### The problem
Below is the data. Give it again, complete and exact.

### Recorded data
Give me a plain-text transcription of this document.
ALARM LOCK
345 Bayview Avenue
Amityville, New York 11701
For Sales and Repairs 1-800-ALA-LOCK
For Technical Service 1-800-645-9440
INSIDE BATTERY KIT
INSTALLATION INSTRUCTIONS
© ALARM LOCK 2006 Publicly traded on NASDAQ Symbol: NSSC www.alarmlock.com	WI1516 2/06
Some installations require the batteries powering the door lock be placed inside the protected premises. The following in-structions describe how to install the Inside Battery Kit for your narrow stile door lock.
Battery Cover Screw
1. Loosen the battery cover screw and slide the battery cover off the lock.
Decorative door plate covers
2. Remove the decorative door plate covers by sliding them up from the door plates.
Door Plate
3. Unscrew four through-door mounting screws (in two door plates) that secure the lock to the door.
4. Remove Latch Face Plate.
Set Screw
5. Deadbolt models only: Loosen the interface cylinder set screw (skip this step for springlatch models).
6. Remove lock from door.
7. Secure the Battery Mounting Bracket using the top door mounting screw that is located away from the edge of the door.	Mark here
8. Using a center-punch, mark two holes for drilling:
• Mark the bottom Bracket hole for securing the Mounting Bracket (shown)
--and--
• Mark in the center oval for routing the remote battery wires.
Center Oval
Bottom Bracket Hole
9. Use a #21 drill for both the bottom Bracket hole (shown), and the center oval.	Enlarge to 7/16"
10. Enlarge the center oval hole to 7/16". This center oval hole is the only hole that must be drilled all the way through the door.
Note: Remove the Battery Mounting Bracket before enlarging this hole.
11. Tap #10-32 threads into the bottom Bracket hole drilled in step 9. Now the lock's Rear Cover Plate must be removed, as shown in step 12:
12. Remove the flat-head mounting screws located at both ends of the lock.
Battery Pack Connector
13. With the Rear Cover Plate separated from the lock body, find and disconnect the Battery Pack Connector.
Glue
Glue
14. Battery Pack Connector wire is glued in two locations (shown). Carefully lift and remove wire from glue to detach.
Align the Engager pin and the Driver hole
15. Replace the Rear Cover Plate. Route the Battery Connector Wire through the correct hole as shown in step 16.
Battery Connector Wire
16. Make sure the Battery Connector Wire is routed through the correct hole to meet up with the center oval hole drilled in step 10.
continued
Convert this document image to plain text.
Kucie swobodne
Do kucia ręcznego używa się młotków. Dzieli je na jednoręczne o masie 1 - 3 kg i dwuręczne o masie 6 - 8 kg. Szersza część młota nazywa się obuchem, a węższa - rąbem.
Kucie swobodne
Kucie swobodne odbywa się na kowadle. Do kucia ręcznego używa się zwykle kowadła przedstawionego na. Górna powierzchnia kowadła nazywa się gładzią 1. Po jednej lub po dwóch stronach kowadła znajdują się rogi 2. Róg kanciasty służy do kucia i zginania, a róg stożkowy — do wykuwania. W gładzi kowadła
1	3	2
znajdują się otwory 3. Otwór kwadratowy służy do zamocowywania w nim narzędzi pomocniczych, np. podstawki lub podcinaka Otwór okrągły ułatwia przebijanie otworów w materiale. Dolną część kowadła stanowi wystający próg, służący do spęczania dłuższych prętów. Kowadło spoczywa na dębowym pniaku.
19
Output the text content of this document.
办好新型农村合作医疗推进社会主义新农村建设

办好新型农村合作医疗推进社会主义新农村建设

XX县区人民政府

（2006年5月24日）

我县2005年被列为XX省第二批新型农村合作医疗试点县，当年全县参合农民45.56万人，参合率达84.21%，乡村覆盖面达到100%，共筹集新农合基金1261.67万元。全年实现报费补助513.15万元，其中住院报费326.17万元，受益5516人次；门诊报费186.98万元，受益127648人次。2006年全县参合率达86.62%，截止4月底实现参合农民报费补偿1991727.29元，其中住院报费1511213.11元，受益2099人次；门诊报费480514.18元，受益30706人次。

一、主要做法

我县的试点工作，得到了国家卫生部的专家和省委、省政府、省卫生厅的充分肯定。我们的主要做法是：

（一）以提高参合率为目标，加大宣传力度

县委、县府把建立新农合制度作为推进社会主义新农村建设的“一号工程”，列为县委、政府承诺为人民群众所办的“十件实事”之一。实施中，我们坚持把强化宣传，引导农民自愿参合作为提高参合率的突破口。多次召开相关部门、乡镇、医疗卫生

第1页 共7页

### Written answer
Give me a plain-text transcription of this document.
ALARM LOCK
345 Bayview Avenue
Amityville, New York 11701
For Sales and Repairs 1-800-ALA-LOCK
For Technical Service 1-800-645-9440
INSIDE BATTERY KIT
INSTALLATION INSTRUCTIONS
© ALARM LOCK 2006 Publicly traded on NASDAQ Symbol: NSSC www.alarmlock.com	WI1516 2/06
Some installations require the batteries powering the door lock be placed inside the protected premises. The following in-structions describe how to install the Inside Battery Kit for your narrow stile door lock.
Battery Cover Screw
1. Loosen the battery cover screw and slide the battery cover off the lock.
Decorative door plate covers
2. Remove the decorative door plate covers by sliding them up from the door plates.
Door Plate
3. Unscrew four through-door mounting screws (in two door plates) that secure the lock to the door.
4. Remove Latch Face Plate.
Set Screw
5. Deadbolt models only: Loosen the interface cylinder set screw (skip this step for springlatch models).
6. Remove lock from door.
7. Secure the Battery Mounting Bracket using the top door mounting screw that is located away from the edge of the door.	Mark here
8. Using a center-punch, mark two holes for drilling:
• Mark the bottom Bracket hole for securing the Mounting Bracket (shown)
--and--
• Mark in the center oval for routing the remote battery wires.
Center Oval
Bottom Bracket Hole
9. Use a #21 drill for both the bottom Bracket hole (shown), and the center oval.	Enlarge to 7/16"
10. Enlarge the center oval hole to 7/16". This center oval hole is the only hole that must be drilled all the way through the door.
Note: Remove the Battery Mounting Bracket before enlarging this hole.
11. Tap #10-32 threads into the bottom Bracket hole drilled in step 9. Now the lock's Rear Cover Plate must be removed, as shown in step 12:
12. Remove the flat-head mounting screws located at both ends of the lock.
Battery Pack Connector
13. With the Rear Cover Plate separated from the lock body, find and disconnect the Battery Pack Connector.
Glue
Glue
14. Battery Pack Connector wire is glued in two locations (shown). Carefully lift and remove wire from glue to detach.
Align the Engager pin and the Driver hole
15. Replace the Rear Cover Plate. Route the Battery Connector Wire through the correct hole as shown in step 16.
Battery Connector Wire
16. Make sure the Battery Connector Wire is routed through the correct hole to meet up with the center oval hole drilled in step 10.
continued
Convert this document image to plain text.
Kucie swobodne
Do kucia ręcznego używa się młotków. Dzieli je na jednoręczne o masie 1 - 3 kg i dwuręczne o masie 6 - 8 kg. Szersza część młota nazywa się obuchem, a węższa - rąbem.
Kucie swobodne
Kucie swobodne odbywa się na kowadle. Do kucia ręcznego używa się zwykle kowadła przedstawionego na. Górna powierzchnia kowadła nazywa się gładzią 1. Po jednej lub po dwóch stronach kowadła znajdują się rogi 2. Róg kanciasty służy do kucia i zginania, a róg stożkowy — do wykuwania. W gładzi kowadła
1	3	2
znajdują się otwory 3. Otwór kwadratowy służy do zamocowywania w nim narzędzi pomocniczych, np. podstawki lub podcinaka Otwór okrągły ułatwia przebijanie otworów w materiale. Dolną część kowadła stanowi wystający próg, służący do spęczania dłuższych prętów. Kowadło spoczywa na dębowym pniaku.
19
Output the text content of this document.
办好新型农村合作医疗推进社会主义新农村建设

办好新型农村合作医疗推进社会主义新农村建设

XX县区人民政府

（2006年5月24日）

我县2005年被列为XX省第二批新型农村合作医疗试点县，当年全县参合农民45.56万人，参合率达84.21%，乡村覆盖面达到100%，共筹集新农合基金1261.67万元。全年实现报费补助513.15万元，其中住院报费326.17万元，受益5516人次；门诊报费186.98万元，受益127648人次。2006年全县参合率达86.62%，截止4月底实现参合农民报费补偿1991727.29元，其中住院报费1511213.11元，受益2099人次；门诊报费480514.18元，受益30706人次。

一、主要做法

我县的试点工作，得到了国家卫生部的专家和省委、省政府、省卫生厅的充分肯定。我们的主要做法是：

（一）以提高参合率为目标，加大宣传力度

县委、县府把建立新农合制度作为推进社会主义新农村建设的“一号工程”，列为县委、政府承诺为人民群众所办的“十件实事”之一。实施中，我们坚持把强化宣传，引导农民自愿参合作为提高参合率的突破口。多次召开相关部门、乡镇、医疗卫生

第1页 共7页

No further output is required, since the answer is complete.